* [Written exercise]: Below are some entries. Output each one exactly as it appears.

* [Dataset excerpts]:
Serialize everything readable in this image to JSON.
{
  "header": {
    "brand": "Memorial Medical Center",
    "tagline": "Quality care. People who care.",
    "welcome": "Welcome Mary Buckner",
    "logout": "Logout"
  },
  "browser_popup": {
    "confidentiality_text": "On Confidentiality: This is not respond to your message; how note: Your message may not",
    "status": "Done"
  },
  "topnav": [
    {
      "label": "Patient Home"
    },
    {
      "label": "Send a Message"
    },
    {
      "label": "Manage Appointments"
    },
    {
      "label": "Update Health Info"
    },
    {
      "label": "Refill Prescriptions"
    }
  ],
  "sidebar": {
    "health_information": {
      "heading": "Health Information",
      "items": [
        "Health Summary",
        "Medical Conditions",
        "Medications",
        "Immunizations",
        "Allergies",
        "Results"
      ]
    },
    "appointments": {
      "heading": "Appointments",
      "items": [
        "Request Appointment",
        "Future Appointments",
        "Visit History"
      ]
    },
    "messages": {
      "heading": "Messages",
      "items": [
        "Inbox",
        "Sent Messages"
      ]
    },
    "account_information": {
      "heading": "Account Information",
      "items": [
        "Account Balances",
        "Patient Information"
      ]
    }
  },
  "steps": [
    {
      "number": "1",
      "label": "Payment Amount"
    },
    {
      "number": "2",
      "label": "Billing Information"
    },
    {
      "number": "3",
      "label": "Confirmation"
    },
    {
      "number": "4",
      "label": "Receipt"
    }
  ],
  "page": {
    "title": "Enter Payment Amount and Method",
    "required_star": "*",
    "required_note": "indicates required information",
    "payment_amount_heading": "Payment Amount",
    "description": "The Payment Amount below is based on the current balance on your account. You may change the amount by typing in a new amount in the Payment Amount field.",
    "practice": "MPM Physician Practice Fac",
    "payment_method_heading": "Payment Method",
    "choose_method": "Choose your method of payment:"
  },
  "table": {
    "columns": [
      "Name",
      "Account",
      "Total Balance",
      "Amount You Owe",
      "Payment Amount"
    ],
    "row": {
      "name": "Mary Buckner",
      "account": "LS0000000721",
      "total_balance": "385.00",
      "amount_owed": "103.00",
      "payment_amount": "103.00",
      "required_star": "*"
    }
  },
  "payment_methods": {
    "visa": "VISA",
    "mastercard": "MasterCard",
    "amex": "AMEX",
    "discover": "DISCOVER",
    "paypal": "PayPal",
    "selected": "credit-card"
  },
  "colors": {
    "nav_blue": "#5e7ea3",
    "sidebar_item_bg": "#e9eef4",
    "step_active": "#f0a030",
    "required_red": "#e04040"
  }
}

* [Task output]:
Serialize everything readable in this image to JSON.
{
  "header": {
    "brand": "Memorial Medical Center",
    "tagline": "Quality care. People who care.",
    "welcome": "Welcome Mary Buckner",
    "logout": "Logout"
  },
  "browser_popup": {
    "confidentiality_text": "On Confidentiality: This is not respond to your message; how note: Your message may not",
    "status": "Done"
  },
  "topnav": [
    {
      "label": "Patient Home"
    },
    {
      "label": "Send a Message"
    },
    {
      "label": "Manage Appointments"
    },
    {
      "label": "Update Health Info"
    },
    {
      "label": "Refill Prescriptions"
    }
  ],
  "sidebar": {
    "health_information": {
      "heading": "Health Information",
      "items": [
        "Health Summary",
        "Medical Conditions",
        "Medications",
        "Immunizations",
        "Allergies",
        "Results"
      ]
    },
    "appointments": {
      "heading": "Appointments",
      "items": [
        "Request Appointment",
        "Future Appointments",
        "Visit History"
      ]
    },
    "messages": {
      "heading": "Messages",
      "items": [
        "Inbox",
        "Sent Messages"
      ]
    },
    "account_information": {
      "heading": "Account Information",
      "items": [
        "Account Balances",
        "Patient Information"
      ]
    }
  },
  "steps": [
    {
      "number": "1",
      "label": "Payment Amount"
    },
    {
      "number": "2",
      "label": "Billing Information"
    },
    {
      "number": "3",
      "label": "Confirmation"
    },
    {
      "number": "4",
      "label": "Receipt"
    }
  ],
  "page": {
    "title": "Enter Payment Amount and Method",
    "required_star": "*",
    "required_note": "indicates required information",
    "payment_amount_heading": "Payment Amount",
    "description": "The Payment Amount below is based on the current balance on your account. You may change the amount by typing in a new amount in the Payment Amount field.",
    "practice": "MPM Physician Practice Fac",
    "payment_method_heading": "Payment Method",
    "choose_method": "Choose your method of payment:"
  },
  "table": {
    "columns": [
      "Name",
      "Account",
      "Total Balance",
      "Amount You Owe",
      "Payment Amount"
    ],
    "row": {
      "name": "Mary Buckner",
      "account": "LS0000000721",
      "total_balance": "385.00",
      "amount_owed": "103.00",
      "payment_amount": "103.00",
      "required_star": "*"
    }
  },
  "payment_methods": {
    "visa": "VISA",
    "mastercard": "MasterCard",
    "amex": "AMEX",
    "discover": "DISCOVER",
    "paypal": "PayPal",
    "selected": "credit-card"
  },
  "colors": {
    "nav_blue": "#5e7ea3",
    "sidebar_item_bg": "#e9eef4",
    "step_active": "#f0a030",
    "required_red": "#e04040"
  }
}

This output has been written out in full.